### WHAT IS ASKED
With pictures left out, retype exactly the lines from the one containing "Give me the" through the final line of the entries.

### RECORDS PROVIDED
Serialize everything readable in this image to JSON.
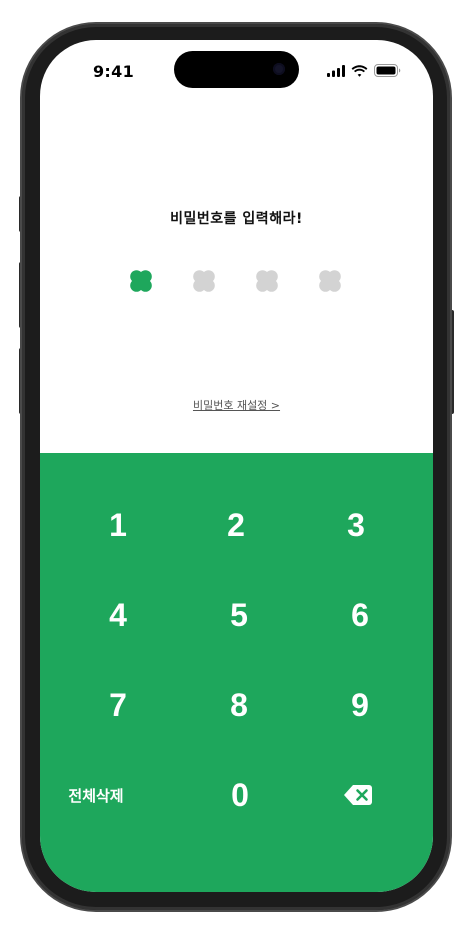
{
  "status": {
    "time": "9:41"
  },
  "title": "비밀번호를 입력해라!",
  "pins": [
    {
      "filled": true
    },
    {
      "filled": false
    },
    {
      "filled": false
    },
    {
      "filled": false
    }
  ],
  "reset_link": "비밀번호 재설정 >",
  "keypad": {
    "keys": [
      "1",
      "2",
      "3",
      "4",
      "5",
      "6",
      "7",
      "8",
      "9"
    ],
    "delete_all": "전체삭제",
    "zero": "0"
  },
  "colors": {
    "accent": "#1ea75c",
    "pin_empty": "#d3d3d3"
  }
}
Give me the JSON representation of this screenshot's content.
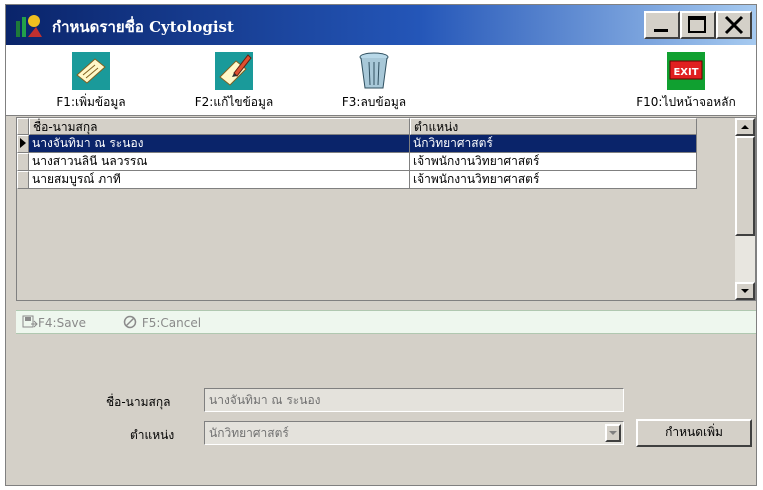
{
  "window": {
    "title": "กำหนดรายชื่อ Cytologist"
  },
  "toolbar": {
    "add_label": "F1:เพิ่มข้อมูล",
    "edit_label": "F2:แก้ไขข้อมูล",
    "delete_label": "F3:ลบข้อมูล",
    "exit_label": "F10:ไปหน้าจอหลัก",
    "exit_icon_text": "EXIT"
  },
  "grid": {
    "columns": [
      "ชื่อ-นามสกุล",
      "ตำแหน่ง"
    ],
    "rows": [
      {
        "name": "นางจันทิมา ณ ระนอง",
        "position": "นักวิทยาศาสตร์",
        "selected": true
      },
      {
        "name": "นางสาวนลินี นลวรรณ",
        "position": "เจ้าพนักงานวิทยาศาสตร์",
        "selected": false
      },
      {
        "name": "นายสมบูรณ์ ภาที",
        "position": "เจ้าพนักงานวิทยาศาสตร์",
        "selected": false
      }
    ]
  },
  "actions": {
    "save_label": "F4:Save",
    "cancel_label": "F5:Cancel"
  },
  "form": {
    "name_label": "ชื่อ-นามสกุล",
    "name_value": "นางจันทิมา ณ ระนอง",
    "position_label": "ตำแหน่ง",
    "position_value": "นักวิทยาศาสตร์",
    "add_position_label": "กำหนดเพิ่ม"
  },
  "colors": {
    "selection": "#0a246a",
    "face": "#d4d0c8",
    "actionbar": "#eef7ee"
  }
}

### EXERCISE RESULT
Give me the JSON representation of this screenshot's content.
{
  "window": {
    "title": "กำหนดรายชื่อ Cytologist"
  },
  "toolbar": {
    "add_label": "F1:เพิ่มข้อมูล",
    "edit_label": "F2:แก้ไขข้อมูล",
    "delete_label": "F3:ลบข้อมูล",
    "exit_label": "F10:ไปหน้าจอหลัก",
    "exit_icon_text": "EXIT"
  },
  "grid": {
    "columns": [
      "ชื่อ-นามสกุล",
      "ตำแหน่ง"
    ],
    "rows": [
      {
        "name": "นางจันทิมา ณ ระนอง",
        "position": "นักวิทยาศาสตร์",
        "selected": true
      },
      {
        "name": "นางสาวนลินี นลวรรณ",
        "position": "เจ้าพนักงานวิทยาศาสตร์",
        "selected": false
      },
      {
        "name": "นายสมบูรณ์ ภาที",
        "position": "เจ้าพนักงานวิทยาศาสตร์",
        "selected": false
      }
    ]
  },
  "actions": {
    "save_label": "F4:Save",
    "cancel_label": "F5:Cancel"
  },
  "form": {
    "name_label": "ชื่อ-นามสกุล",
    "name_value": "นางจันทิมา ณ ระนอง",
    "position_label": "ตำแหน่ง",
    "position_value": "นักวิทยาศาสตร์",
    "add_position_label": "กำหนดเพิ่ม"
  },
  "colors": {
    "selection": "#0a246a",
    "face": "#d4d0c8",
    "actionbar": "#eef7ee"
  }
}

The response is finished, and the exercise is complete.